Data records:
====================

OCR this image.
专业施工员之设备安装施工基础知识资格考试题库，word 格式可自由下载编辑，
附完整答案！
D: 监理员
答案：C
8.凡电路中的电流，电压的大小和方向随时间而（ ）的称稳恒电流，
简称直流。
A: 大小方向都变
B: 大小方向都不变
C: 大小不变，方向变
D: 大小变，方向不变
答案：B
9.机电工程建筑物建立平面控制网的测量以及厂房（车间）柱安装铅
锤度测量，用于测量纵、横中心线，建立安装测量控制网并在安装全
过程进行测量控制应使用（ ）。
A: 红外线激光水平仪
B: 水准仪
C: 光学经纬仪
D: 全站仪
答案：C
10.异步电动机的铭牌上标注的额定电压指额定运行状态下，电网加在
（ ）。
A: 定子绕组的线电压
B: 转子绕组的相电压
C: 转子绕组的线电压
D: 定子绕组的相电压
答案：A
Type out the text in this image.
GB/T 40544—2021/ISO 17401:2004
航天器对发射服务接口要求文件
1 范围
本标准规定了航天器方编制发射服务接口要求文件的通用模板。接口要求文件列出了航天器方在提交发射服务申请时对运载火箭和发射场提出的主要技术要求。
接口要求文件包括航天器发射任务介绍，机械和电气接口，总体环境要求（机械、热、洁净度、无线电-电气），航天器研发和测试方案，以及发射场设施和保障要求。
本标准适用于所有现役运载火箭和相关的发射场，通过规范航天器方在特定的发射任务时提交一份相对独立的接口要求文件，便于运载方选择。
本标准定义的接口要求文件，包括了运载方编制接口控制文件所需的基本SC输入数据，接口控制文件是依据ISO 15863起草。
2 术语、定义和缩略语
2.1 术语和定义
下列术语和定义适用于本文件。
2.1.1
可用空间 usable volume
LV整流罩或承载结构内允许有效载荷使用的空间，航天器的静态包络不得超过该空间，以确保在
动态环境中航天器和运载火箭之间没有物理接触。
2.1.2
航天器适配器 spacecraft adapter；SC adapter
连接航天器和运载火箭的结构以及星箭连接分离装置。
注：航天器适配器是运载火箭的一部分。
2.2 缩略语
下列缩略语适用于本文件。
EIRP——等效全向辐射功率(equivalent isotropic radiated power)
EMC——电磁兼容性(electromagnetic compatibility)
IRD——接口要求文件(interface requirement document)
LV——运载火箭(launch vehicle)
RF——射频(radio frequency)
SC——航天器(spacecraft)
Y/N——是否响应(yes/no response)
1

====================

> [THE TASK] Which lines of the material contain the string "this"? List each of them.

> [EXPECTED ANSWER]
OCR this image.
Type out the text in this image.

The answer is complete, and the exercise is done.